Send each entry back exactly as given, pictures excluded.

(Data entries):
:::::

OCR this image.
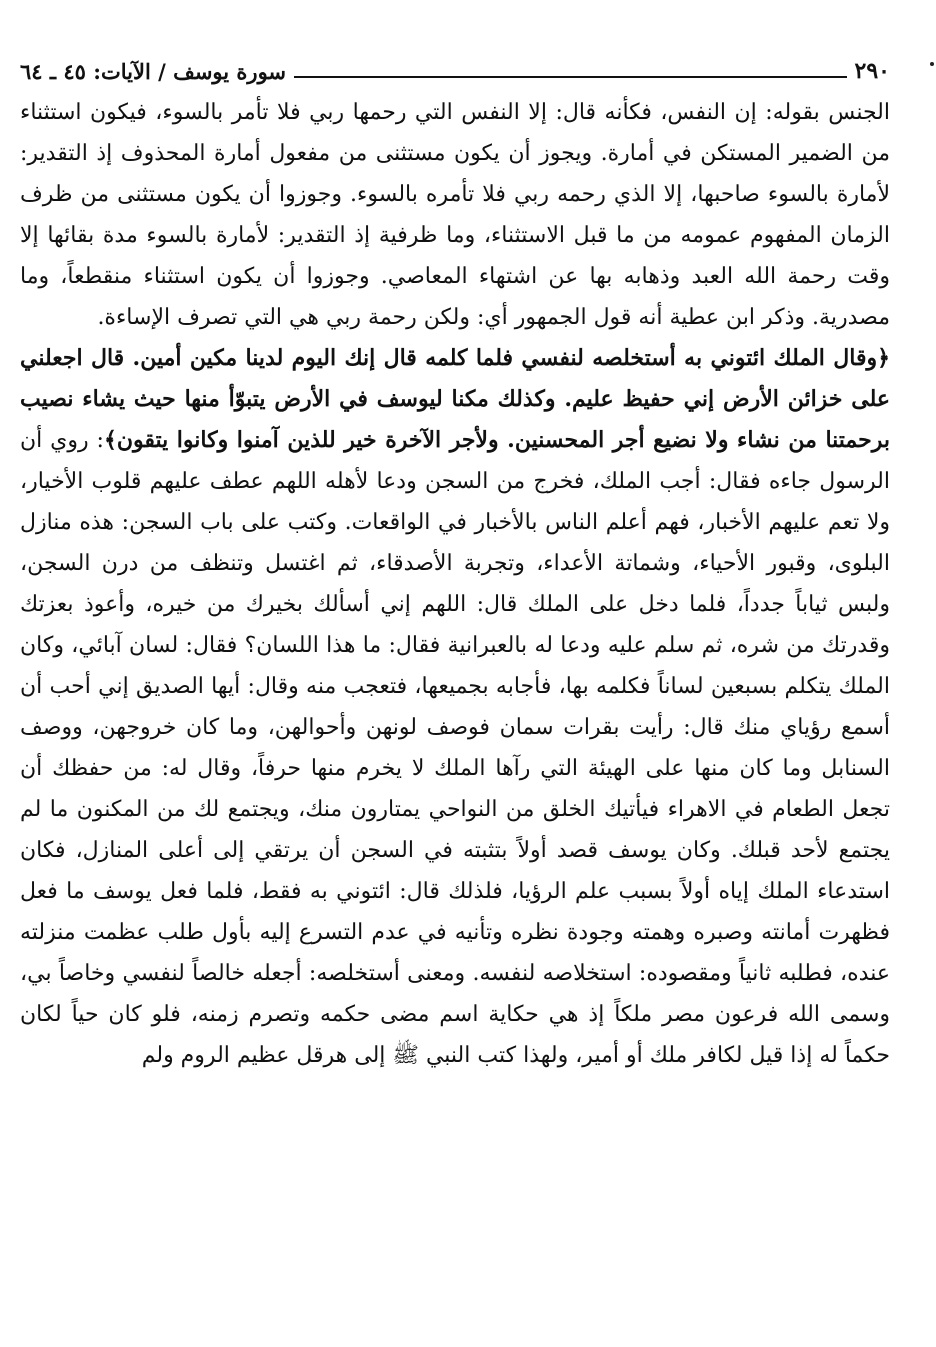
٢٩٠
سورة يوسف / الآيات: ٤٥ ـ ٦٤

الجنس بقوله: إن النفس، فكأنه قال: إلا النفس التي رحمها ربي فلا تأمر بالسوء، فيكون استثناء من الضمير المستكن في أمارة. ويجوز أن يكون مستثنى من مفعول أمارة المحذوف إذ التقدير: لأمارة بالسوء صاحبها، إلا الذي رحمه ربي فلا تأمره بالسوء. وجوزوا أن يكون مستثنى من ظرف الزمان المفهوم عمومه من ما قبل الاستثناء، وما ظرفية إذ التقدير: لأمارة بالسوء مدة بقائها إلا وقت رحمة الله العبد وذهابه بها عن اشتهاء المعاصي. وجوزوا أن يكون استثناء منقطعاً، وما مصدرية. وذكر ابن عطية أنه قول الجمهور أي: ولكن رحمة ربي هي التي تصرف الإساءة.

﴿وقال الملك ائتوني به أستخلصه لنفسي فلما كلمه قال إنك اليوم لدينا مكين أمين. قال اجعلني على خزائن الأرض إني حفيظ عليم. وكذلك مكنا ليوسف في الأرض يتبوّأ منها حيث يشاء نصيب برحمتنا من نشاء ولا نضيع أجر المحسنين. ولأجر الآخرة خير للذين آمنوا وكانوا يتقون﴾: روي أن الرسول جاءه فقال: أجب الملك، فخرج من السجن ودعا لأهله اللهم عطف عليهم قلوب الأخيار، ولا تعم عليهم الأخبار، فهم أعلم الناس بالأخبار في الواقعات. وكتب على باب السجن: هذه منازل البلوى، وقبور الأحياء، وشماتة الأعداء، وتجربة الأصدقاء، ثم اغتسل وتنظف من درن السجن، ولبس ثياباً جدداً، فلما دخل على الملك قال: اللهم إني أسألك بخيرك من خيره، وأعوذ بعزتك وقدرتك من شره، ثم سلم عليه ودعا له بالعبرانية فقال: ما هذا اللسان؟ فقال: لسان آبائي، وكان الملك يتكلم بسبعين لساناً فكلمه بها، فأجابه بجميعها، فتعجب منه وقال: أيها الصديق إني أحب أن أسمع رؤياي منك قال: رأيت بقرات سمان فوصف لونهن وأحوالهن، وما كان خروجهن، ووصف السنابل وما كان منها على الهيئة التي رآها الملك لا يخرم منها حرفاً، وقال له: من حفظك أن تجعل الطعام في الاهراء فيأتيك الخلق من النواحي يمتارون منك، ويجتمع لك من المكنون ما لم يجتمع لأحد قبلك. وكان يوسف قصد أولاً بتثبته في السجن أن يرتقي إلى أعلى المنازل، فكان استدعاء الملك إياه أولاً بسبب علم الرؤيا، فلذلك قال: ائتوني به فقط، فلما فعل يوسف ما فعل فظهرت أمانته وصبره وهمته وجودة نظره وتأنيه في عدم التسرع إليه بأول طلب عظمت منزلته عنده، فطلبه ثانياً ومقصوده: استخلاصه لنفسه. ومعنى أستخلصه: أجعله خالصاً لنفسي وخاصاً بي، وسمى الله فرعون مصر ملكاً إذ هي حكاية اسم مضى حكمه وتصرم زمنه، فلو كان حياً لكان حكماً له إذا قيل لكافر ملك أو أمير، ولهذا كتب النبي ﷺ إلى هرقل عظيم الروم ولم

:::::

(Final result):
OCR this image.
٢٩٠
سورة يوسف / الآيات: ٤٥ ـ ٦٤

الجنس بقوله: إن النفس، فكأنه قال: إلا النفس التي رحمها ربي فلا تأمر بالسوء، فيكون استثناء من الضمير المستكن في أمارة. ويجوز أن يكون مستثنى من مفعول أمارة المحذوف إذ التقدير: لأمارة بالسوء صاحبها، إلا الذي رحمه ربي فلا تأمره بالسوء. وجوزوا أن يكون مستثنى من ظرف الزمان المفهوم عمومه من ما قبل الاستثناء، وما ظرفية إذ التقدير: لأمارة بالسوء مدة بقائها إلا وقت رحمة الله العبد وذهابه بها عن اشتهاء المعاصي. وجوزوا أن يكون استثناء منقطعاً، وما مصدرية. وذكر ابن عطية أنه قول الجمهور أي: ولكن رحمة ربي هي التي تصرف الإساءة.

﴿وقال الملك ائتوني به أستخلصه لنفسي فلما كلمه قال إنك اليوم لدينا مكين أمين. قال اجعلني على خزائن الأرض إني حفيظ عليم. وكذلك مكنا ليوسف في الأرض يتبوّأ منها حيث يشاء نصيب برحمتنا من نشاء ولا نضيع أجر المحسنين. ولأجر الآخرة خير للذين آمنوا وكانوا يتقون﴾: روي أن الرسول جاءه فقال: أجب الملك، فخرج من السجن ودعا لأهله اللهم عطف عليهم قلوب الأخيار، ولا تعم عليهم الأخبار، فهم أعلم الناس بالأخبار في الواقعات. وكتب على باب السجن: هذه منازل البلوى، وقبور الأحياء، وشماتة الأعداء، وتجربة الأصدقاء، ثم اغتسل وتنظف من درن السجن، ولبس ثياباً جدداً، فلما دخل على الملك قال: اللهم إني أسألك بخيرك من خيره، وأعوذ بعزتك وقدرتك من شره، ثم سلم عليه ودعا له بالعبرانية فقال: ما هذا اللسان؟ فقال: لسان آبائي، وكان الملك يتكلم بسبعين لساناً فكلمه بها، فأجابه بجميعها، فتعجب منه وقال: أيها الصديق إني أحب أن أسمع رؤياي منك قال: رأيت بقرات سمان فوصف لونهن وأحوالهن، وما كان خروجهن، ووصف السنابل وما كان منها على الهيئة التي رآها الملك لا يخرم منها حرفاً، وقال له: من حفظك أن تجعل الطعام في الاهراء فيأتيك الخلق من النواحي يمتارون منك، ويجتمع لك من المكنون ما لم يجتمع لأحد قبلك. وكان يوسف قصد أولاً بتثبته في السجن أن يرتقي إلى أعلى المنازل، فكان استدعاء الملك إياه أولاً بسبب علم الرؤيا، فلذلك قال: ائتوني به فقط، فلما فعل يوسف ما فعل فظهرت أمانته وصبره وهمته وجودة نظره وتأنيه في عدم التسرع إليه بأول طلب عظمت منزلته عنده، فطلبه ثانياً ومقصوده: استخلاصه لنفسه. ومعنى أستخلصه: أجعله خالصاً لنفسي وخاصاً بي، وسمى الله فرعون مصر ملكاً إذ هي حكاية اسم مضى حكمه وتصرم زمنه، فلو كان حياً لكان حكماً له إذا قيل لكافر ملك أو أمير، ولهذا كتب النبي ﷺ إلى هرقل عظيم الروم ولم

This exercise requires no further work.